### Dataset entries
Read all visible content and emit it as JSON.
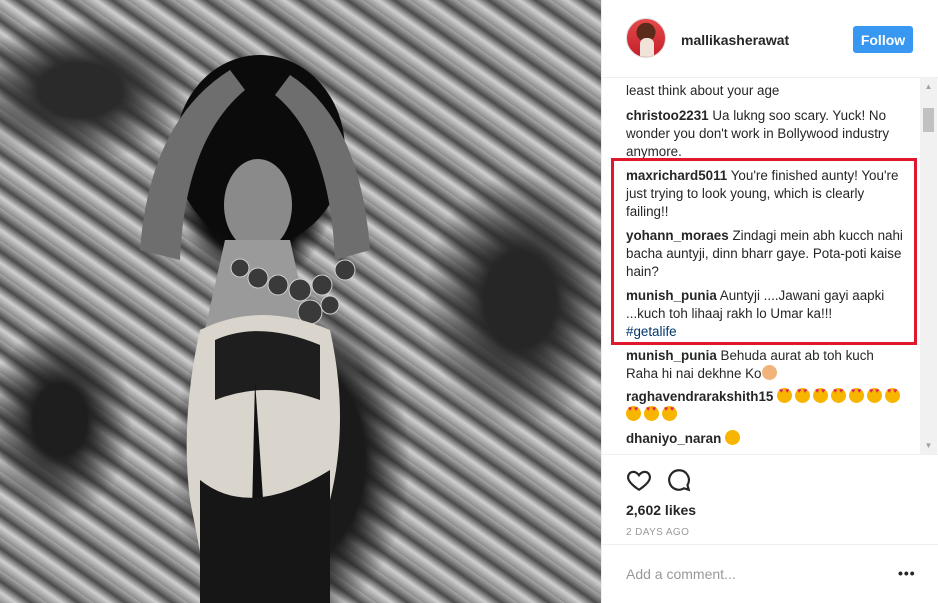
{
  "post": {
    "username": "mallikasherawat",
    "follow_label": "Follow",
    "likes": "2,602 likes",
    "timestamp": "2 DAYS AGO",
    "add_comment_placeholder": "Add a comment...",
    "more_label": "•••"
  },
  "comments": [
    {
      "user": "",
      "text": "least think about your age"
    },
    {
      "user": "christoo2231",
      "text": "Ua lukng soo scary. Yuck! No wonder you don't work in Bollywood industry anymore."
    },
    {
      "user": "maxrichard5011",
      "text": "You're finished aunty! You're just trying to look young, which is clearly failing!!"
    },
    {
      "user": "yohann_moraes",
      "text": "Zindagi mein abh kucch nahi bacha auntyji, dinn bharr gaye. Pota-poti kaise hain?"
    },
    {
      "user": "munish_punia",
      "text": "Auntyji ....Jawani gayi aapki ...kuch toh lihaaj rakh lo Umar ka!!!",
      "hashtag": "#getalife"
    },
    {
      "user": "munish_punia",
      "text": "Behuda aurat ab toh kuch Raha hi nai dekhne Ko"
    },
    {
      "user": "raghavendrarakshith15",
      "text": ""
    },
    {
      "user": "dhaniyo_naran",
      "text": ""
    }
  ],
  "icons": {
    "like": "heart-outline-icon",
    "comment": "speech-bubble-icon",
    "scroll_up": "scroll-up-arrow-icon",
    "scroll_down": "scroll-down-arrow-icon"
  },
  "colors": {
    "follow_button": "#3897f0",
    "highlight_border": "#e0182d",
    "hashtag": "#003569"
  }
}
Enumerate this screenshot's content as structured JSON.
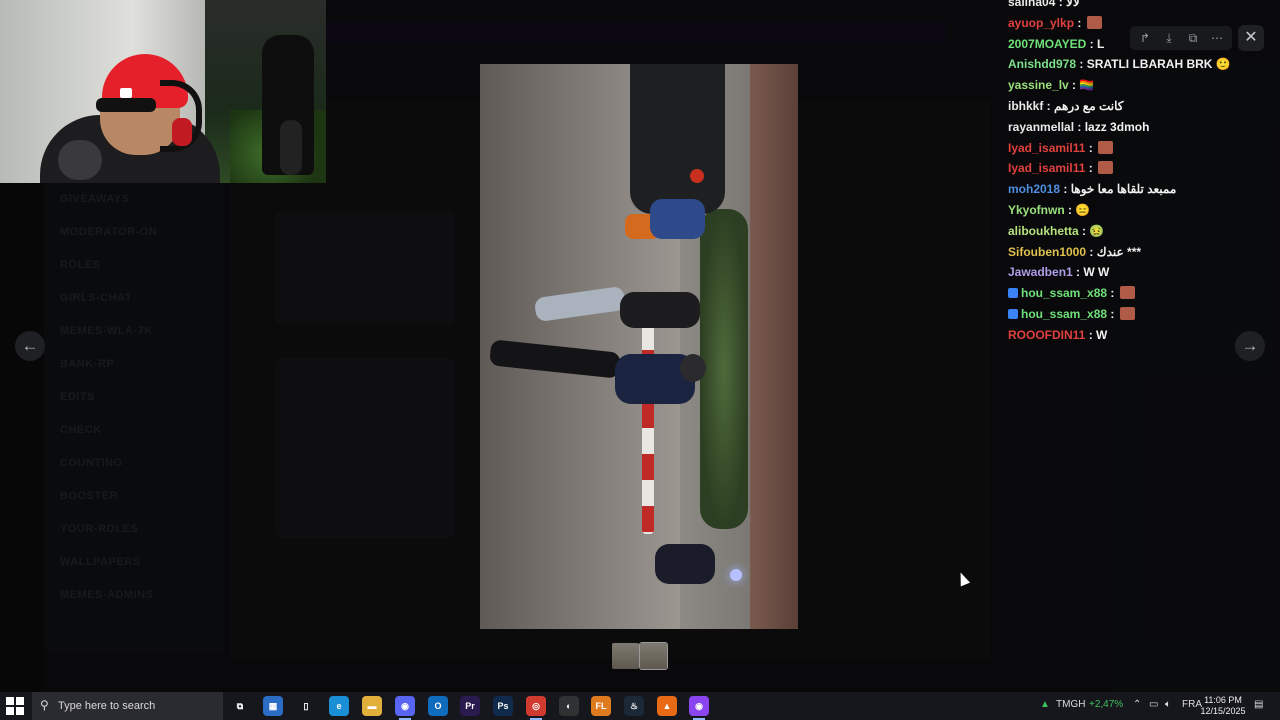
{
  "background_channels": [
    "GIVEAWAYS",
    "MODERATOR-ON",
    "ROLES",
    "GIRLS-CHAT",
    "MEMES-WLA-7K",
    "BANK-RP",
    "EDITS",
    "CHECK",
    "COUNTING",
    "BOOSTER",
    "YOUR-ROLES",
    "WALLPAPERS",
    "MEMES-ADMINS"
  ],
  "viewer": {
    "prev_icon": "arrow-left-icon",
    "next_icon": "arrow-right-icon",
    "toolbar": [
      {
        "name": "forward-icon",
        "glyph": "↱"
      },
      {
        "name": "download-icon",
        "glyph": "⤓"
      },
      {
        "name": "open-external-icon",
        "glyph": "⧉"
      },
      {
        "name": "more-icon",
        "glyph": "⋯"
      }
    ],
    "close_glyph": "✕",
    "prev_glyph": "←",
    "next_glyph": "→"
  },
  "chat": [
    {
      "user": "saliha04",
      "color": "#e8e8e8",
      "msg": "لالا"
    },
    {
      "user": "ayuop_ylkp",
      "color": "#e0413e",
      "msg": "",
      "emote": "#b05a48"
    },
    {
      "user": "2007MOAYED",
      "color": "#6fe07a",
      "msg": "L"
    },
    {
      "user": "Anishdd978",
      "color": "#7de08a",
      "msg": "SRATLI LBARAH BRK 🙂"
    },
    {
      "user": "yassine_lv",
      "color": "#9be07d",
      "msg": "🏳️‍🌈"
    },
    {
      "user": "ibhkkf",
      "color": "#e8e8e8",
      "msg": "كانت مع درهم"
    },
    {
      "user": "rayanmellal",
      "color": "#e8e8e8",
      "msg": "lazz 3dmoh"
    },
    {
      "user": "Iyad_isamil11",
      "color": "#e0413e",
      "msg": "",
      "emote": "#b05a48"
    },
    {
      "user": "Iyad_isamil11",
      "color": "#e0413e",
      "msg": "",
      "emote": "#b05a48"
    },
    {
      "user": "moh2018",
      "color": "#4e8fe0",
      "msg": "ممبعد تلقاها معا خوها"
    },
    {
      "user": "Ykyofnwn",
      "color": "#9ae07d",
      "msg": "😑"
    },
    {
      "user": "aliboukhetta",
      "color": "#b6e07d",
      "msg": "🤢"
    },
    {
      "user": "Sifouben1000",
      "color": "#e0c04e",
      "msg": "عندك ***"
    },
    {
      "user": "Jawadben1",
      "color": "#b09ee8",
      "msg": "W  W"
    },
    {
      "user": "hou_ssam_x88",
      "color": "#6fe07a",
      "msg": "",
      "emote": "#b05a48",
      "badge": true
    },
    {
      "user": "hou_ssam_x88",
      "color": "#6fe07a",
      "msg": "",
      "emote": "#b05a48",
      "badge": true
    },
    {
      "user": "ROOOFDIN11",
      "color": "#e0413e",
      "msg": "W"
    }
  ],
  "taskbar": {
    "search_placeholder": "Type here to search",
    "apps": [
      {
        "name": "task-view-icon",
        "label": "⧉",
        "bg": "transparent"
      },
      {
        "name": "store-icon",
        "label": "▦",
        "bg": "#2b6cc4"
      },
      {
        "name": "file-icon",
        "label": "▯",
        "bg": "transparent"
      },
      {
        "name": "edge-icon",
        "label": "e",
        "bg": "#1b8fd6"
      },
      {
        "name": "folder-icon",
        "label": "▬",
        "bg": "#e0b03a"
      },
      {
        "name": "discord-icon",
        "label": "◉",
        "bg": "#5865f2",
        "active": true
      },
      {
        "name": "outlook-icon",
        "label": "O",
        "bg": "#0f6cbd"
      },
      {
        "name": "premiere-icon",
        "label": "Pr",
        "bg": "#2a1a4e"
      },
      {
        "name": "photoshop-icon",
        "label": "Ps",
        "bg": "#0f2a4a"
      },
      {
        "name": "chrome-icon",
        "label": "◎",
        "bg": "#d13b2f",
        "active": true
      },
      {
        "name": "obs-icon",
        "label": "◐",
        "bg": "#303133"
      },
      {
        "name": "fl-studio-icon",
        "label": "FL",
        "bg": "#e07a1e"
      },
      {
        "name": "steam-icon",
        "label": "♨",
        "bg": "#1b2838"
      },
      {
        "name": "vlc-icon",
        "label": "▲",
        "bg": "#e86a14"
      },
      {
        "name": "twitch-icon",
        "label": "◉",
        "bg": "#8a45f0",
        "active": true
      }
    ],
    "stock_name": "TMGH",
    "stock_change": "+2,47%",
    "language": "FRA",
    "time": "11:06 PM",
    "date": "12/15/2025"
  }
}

---

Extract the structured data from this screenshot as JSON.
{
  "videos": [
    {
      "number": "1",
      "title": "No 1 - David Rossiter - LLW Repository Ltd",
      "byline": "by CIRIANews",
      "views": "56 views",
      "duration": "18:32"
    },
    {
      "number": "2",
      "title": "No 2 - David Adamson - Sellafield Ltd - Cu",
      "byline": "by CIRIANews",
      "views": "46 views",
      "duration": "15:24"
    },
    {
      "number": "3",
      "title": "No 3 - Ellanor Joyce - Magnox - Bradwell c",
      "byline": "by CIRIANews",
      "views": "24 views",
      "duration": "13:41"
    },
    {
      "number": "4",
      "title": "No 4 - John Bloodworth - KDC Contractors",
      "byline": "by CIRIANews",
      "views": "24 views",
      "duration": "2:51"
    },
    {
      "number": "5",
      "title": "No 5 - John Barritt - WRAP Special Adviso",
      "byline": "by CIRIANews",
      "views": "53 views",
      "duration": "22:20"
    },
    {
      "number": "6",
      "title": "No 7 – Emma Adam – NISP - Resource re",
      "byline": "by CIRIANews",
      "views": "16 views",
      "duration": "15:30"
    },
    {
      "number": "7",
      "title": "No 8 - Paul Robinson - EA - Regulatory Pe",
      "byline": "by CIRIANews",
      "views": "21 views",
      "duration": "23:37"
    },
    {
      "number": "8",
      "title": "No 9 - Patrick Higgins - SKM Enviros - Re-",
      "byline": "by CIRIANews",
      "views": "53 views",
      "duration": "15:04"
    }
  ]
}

### Task description
Locate the word "structured" in the records above, and return each line that has it.

### Response below
Enumerate this screenshot's content as structured JSON.
Extract the structured data from this screenshot as JSON.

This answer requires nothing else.